A block of data

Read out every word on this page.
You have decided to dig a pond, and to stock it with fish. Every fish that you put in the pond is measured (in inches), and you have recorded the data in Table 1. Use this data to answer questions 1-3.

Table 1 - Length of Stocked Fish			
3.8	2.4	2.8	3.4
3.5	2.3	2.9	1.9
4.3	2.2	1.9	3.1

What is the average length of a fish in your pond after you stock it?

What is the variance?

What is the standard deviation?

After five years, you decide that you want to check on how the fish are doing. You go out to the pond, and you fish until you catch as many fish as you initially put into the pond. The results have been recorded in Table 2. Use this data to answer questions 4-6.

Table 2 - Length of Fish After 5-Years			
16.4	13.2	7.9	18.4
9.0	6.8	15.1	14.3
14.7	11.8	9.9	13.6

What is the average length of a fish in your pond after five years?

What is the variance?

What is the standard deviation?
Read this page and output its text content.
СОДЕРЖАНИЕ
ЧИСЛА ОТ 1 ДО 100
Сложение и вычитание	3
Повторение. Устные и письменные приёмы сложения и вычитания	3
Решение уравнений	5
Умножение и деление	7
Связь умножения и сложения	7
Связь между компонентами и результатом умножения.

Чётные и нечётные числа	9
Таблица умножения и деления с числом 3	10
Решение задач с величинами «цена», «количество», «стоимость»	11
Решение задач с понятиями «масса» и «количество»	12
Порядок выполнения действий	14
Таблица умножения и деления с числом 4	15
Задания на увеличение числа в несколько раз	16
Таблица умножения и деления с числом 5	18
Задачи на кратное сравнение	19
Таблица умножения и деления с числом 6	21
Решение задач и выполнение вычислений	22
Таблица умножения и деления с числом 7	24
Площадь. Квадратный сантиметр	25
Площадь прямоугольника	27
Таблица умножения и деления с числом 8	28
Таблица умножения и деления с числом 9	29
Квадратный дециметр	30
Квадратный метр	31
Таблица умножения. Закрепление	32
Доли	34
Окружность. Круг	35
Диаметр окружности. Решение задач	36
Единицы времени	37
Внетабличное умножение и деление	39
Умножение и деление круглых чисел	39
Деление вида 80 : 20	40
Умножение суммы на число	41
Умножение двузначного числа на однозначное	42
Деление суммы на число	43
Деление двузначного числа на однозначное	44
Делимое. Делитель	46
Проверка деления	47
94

→ **Required work**: Give again only the lines starting at the one that contains "Read this page and output its text content." and running to the end of the data.

→ **Solution to this task**:
Read this page and output its text content.
СОДЕРЖАНИЕ
ЧИСЛА ОТ 1 ДО 100
Сложение и вычитание	3
Повторение. Устные и письменные приёмы сложения и вычитания	3
Решение уравнений	5
Умножение и деление	7
Связь умножения и сложения	7
Связь между компонентами и результатом умножения.

Чётные и нечётные числа	9
Таблица умножения и деления с числом 3	10
Решение задач с величинами «цена», «количество», «стоимость»	11
Решение задач с понятиями «масса» и «количество»	12
Порядок выполнения действий	14
Таблица умножения и деления с числом 4	15
Задания на увеличение числа в несколько раз	16
Таблица умножения и деления с числом 5	18
Задачи на кратное сравнение	19
Таблица умножения и деления с числом 6	21
Решение задач и выполнение вычислений	22
Таблица умножения и деления с числом 7	24
Площадь. Квадратный сантиметр	25
Площадь прямоугольника	27
Таблица умножения и деления с числом 8	28
Таблица умножения и деления с числом 9	29
Квадратный дециметр	30
Квадратный метр	31
Таблица умножения. Закрепление	32
Доли	34
Окружность. Круг	35
Диаметр окружности. Решение задач	36
Единицы времени	37
Внетабличное умножение и деление	39
Умножение и деление круглых чисел	39
Деление вида 80 : 20	40
Умножение суммы на число	41
Умножение двузначного числа на однозначное	42
Деление суммы на число	43
Деление двузначного числа на однозначное	44
Делимое. Делитель	46
Проверка деления	47
94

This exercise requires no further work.